▸ Set problem
Review the listing and copy each line that holds the word "Тестирование".

▸ Material provided
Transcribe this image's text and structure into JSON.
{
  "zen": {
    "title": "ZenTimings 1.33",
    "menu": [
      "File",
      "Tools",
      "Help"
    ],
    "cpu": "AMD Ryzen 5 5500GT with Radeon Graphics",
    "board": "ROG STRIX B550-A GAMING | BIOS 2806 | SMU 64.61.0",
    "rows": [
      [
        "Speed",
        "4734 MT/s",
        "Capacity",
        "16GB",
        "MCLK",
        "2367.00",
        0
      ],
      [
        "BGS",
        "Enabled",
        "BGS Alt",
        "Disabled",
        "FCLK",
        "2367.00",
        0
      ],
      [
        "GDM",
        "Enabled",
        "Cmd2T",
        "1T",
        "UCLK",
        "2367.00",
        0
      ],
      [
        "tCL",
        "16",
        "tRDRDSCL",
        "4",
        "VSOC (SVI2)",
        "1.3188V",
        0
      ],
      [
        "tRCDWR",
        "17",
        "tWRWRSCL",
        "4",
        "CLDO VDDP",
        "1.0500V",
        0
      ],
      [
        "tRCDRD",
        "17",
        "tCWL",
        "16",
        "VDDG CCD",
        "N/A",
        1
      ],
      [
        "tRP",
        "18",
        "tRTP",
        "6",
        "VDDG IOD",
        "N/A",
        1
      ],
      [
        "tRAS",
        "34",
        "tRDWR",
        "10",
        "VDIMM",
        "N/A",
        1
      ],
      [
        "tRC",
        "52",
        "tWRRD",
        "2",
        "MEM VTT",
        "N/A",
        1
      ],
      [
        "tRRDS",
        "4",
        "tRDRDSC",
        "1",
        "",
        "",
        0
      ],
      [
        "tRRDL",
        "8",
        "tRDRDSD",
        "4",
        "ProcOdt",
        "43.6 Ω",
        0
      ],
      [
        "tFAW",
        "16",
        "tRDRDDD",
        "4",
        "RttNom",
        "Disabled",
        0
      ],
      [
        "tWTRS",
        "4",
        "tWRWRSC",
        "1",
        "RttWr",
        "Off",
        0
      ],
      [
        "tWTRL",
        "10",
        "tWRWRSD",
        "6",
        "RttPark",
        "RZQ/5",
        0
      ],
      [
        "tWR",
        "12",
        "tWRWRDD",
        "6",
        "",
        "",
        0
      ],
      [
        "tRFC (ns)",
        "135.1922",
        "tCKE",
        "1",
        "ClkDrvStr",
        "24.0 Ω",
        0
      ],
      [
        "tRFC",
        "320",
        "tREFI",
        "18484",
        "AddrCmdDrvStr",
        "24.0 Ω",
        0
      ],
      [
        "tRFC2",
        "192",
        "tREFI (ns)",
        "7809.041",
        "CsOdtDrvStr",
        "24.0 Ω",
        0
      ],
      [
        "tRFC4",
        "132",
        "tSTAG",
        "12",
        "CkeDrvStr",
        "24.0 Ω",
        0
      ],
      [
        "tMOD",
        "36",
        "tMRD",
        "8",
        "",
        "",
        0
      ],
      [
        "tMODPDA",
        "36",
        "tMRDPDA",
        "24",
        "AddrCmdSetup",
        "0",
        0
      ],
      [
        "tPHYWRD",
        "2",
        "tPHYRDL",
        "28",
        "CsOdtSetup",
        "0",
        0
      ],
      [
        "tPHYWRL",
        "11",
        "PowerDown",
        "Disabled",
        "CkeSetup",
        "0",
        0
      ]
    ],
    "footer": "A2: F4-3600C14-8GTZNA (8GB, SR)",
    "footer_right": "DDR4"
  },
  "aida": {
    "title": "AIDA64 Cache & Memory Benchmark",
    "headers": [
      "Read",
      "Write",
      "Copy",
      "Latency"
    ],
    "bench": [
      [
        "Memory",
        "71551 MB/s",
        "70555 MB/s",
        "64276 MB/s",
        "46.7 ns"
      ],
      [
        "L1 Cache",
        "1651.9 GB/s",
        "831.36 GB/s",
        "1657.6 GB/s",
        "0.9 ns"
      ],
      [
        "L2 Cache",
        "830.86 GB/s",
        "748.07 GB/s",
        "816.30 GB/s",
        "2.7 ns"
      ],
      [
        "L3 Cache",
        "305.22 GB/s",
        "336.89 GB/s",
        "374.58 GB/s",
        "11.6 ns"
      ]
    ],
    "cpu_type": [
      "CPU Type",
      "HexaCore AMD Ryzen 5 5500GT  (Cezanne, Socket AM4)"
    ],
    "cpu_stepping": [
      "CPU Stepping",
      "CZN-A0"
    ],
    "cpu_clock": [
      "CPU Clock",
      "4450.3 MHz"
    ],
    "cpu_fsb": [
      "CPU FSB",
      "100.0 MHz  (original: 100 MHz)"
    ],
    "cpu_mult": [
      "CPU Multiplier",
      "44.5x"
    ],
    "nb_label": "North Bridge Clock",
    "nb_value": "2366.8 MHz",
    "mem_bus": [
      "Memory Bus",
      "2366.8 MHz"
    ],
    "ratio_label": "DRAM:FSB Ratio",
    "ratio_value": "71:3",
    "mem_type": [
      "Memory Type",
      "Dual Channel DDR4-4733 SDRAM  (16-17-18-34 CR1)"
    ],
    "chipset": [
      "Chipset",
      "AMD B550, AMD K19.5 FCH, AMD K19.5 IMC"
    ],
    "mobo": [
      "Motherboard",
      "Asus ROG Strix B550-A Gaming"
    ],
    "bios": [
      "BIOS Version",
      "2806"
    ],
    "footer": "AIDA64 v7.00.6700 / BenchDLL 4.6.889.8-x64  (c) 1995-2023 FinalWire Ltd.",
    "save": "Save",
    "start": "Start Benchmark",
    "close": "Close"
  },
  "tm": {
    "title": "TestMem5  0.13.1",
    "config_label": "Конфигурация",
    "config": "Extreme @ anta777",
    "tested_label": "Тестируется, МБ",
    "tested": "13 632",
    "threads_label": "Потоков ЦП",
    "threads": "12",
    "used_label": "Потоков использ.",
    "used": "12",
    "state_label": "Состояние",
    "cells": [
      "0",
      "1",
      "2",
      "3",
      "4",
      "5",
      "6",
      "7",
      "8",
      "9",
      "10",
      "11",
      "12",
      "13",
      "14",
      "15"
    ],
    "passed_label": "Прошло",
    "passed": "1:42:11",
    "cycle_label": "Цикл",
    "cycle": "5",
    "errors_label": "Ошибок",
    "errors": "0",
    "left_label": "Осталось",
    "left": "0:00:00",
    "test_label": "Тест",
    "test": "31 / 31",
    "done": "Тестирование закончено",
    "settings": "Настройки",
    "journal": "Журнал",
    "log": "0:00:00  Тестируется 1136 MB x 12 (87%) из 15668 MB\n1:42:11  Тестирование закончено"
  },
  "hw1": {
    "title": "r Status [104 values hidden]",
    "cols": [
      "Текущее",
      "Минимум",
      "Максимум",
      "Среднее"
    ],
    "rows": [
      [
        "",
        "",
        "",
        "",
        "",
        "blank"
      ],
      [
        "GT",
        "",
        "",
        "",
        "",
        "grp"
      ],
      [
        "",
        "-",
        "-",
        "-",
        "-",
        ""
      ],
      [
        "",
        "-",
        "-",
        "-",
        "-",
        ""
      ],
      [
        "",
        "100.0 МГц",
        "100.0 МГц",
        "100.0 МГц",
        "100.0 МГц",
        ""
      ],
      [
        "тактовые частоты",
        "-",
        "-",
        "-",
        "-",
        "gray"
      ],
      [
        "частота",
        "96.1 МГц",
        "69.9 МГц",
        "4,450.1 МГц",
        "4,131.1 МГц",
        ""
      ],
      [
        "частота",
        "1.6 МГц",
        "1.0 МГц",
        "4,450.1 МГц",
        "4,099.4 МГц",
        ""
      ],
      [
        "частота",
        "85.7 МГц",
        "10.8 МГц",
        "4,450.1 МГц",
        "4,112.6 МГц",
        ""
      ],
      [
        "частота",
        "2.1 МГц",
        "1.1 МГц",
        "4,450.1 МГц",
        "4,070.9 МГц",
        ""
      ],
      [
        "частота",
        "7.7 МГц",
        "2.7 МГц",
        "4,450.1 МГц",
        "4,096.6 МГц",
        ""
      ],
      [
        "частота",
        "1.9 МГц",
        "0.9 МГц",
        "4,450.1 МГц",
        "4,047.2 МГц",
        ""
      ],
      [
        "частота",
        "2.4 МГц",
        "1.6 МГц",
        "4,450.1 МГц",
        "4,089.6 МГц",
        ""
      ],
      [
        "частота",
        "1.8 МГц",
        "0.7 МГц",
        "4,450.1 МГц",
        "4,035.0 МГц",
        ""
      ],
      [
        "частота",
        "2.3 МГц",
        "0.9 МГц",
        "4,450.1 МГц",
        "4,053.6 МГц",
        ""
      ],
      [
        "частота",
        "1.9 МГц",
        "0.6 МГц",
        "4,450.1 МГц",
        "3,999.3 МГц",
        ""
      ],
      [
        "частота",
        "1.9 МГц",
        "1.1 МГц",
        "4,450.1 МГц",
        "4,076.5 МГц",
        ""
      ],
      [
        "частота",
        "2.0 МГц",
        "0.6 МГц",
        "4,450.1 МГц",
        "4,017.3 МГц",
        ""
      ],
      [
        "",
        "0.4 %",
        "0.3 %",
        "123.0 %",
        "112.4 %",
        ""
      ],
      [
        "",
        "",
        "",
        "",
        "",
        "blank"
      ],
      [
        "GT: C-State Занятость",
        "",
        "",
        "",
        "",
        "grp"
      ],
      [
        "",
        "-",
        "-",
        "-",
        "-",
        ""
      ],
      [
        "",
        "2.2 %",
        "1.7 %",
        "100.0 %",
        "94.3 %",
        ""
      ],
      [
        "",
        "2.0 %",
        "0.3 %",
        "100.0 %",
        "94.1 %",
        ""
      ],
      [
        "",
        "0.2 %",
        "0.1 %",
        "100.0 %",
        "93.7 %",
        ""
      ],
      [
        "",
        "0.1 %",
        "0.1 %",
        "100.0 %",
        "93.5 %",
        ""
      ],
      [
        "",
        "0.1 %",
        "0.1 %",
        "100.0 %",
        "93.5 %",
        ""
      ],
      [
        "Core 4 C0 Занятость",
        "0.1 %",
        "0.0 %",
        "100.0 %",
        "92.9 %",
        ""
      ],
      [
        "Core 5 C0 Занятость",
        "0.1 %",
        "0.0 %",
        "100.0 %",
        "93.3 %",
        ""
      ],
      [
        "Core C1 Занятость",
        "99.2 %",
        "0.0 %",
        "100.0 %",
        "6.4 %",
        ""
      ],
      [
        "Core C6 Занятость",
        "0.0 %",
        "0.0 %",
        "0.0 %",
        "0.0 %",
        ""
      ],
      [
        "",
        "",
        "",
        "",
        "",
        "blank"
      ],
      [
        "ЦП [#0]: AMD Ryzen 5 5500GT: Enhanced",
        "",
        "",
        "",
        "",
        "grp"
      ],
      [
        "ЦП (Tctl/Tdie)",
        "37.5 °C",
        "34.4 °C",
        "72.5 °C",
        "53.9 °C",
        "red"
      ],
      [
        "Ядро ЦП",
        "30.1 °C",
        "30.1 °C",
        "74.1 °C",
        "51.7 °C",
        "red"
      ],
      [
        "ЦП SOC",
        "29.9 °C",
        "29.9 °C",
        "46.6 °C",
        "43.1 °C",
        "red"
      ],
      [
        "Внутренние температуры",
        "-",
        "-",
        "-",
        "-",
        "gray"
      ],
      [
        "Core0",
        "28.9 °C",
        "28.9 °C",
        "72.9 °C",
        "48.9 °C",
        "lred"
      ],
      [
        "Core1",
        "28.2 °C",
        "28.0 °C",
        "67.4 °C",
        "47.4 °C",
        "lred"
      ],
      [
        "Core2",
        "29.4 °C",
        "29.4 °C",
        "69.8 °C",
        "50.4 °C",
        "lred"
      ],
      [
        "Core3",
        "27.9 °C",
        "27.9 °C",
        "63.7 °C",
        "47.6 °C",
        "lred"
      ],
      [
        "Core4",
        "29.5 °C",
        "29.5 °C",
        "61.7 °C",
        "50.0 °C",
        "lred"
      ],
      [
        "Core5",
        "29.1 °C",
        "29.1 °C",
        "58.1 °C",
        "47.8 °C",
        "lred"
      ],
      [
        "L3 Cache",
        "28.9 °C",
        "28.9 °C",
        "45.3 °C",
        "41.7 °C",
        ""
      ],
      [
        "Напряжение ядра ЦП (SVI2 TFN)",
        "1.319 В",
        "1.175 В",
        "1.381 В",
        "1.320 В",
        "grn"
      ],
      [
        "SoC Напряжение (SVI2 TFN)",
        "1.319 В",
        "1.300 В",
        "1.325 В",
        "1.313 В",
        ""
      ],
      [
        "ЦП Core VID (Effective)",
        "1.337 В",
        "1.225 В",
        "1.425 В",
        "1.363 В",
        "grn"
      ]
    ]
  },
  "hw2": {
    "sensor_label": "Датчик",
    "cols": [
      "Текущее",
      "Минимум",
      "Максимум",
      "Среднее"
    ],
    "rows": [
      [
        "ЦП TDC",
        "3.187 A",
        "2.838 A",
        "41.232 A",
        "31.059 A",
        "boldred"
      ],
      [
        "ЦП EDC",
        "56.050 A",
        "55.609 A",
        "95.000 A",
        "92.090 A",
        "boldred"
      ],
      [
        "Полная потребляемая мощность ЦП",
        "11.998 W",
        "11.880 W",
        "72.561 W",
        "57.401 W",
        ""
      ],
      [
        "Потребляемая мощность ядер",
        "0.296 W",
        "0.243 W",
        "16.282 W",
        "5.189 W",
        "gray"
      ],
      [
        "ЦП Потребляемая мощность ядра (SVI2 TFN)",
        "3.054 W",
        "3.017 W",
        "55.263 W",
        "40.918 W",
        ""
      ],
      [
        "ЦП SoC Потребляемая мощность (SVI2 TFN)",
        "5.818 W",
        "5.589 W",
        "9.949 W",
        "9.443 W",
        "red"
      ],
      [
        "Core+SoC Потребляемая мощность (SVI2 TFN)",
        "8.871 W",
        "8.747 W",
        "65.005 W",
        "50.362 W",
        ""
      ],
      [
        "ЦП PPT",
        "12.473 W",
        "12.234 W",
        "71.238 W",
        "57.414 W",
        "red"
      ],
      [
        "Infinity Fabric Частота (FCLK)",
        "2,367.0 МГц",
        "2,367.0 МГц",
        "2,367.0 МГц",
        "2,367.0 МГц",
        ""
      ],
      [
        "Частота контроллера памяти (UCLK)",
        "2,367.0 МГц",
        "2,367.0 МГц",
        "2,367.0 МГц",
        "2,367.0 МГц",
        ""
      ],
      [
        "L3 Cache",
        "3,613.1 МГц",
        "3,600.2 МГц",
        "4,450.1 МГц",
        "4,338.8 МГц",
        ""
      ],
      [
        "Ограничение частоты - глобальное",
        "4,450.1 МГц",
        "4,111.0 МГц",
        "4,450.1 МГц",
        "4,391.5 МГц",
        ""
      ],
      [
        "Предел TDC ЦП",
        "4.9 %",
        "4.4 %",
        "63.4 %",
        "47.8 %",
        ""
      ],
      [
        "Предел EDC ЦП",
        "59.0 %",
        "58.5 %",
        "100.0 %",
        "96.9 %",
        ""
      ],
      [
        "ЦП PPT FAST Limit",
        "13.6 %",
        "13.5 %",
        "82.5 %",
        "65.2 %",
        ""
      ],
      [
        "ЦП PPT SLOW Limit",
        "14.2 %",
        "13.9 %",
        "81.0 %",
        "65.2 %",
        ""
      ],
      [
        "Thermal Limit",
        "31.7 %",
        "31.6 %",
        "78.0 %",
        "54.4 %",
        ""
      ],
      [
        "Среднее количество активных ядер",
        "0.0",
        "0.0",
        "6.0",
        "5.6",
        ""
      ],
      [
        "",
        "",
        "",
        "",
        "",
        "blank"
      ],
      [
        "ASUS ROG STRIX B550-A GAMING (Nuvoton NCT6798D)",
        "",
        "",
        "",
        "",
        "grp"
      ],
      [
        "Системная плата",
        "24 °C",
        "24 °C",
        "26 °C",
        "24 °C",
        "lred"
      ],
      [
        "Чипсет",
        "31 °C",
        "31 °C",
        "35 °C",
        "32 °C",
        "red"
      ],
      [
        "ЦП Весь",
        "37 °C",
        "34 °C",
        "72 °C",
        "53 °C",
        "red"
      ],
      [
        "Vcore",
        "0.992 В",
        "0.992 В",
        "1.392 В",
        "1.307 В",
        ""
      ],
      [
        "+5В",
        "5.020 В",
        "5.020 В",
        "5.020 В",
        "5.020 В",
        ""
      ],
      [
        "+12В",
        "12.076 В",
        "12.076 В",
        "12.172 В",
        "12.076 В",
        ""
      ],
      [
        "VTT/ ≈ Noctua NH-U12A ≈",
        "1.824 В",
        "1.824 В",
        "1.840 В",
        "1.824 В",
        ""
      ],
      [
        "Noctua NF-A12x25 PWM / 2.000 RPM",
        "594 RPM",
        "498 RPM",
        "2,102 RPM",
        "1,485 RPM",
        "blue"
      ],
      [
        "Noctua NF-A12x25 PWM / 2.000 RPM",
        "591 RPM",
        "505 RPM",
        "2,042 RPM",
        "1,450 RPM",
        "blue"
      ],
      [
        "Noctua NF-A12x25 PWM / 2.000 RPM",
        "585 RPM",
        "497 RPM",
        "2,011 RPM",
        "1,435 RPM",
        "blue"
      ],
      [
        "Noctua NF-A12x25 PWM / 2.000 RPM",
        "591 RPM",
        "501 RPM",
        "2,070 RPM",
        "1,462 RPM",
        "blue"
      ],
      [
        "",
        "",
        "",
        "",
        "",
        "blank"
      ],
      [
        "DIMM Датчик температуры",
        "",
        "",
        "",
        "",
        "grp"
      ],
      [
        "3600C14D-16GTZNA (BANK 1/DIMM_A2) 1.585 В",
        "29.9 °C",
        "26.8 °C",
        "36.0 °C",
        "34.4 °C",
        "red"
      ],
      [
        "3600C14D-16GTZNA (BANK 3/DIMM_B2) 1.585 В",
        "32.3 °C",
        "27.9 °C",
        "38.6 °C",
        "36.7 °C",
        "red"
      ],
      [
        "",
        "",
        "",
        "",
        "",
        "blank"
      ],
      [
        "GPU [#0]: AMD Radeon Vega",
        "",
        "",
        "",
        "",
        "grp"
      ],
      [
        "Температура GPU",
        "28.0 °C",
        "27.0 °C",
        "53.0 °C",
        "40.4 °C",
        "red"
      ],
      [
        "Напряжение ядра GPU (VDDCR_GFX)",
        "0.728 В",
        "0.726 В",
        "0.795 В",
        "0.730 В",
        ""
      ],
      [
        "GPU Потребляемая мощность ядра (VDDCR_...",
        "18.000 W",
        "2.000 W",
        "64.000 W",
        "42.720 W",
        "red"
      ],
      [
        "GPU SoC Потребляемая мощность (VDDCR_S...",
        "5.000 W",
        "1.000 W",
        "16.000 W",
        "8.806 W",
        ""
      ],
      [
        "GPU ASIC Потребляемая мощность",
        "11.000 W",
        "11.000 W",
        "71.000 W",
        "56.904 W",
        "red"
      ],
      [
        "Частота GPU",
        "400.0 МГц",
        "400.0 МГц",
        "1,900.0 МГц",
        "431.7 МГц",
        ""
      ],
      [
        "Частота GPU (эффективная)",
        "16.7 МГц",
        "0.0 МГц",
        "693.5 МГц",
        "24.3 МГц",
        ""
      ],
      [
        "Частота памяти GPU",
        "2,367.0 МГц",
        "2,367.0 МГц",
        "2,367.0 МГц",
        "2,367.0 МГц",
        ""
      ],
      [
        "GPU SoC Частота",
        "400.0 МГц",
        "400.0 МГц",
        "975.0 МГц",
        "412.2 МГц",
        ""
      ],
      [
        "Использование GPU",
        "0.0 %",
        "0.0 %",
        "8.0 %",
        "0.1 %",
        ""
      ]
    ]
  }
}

▸ Solution to this problem
    "done": "Тестирование закончено",
    "log": "0:00:00  Тестируется 1136 MB x 12 (87%) из 15668 MB\n1:42:11  Тестирование закончено"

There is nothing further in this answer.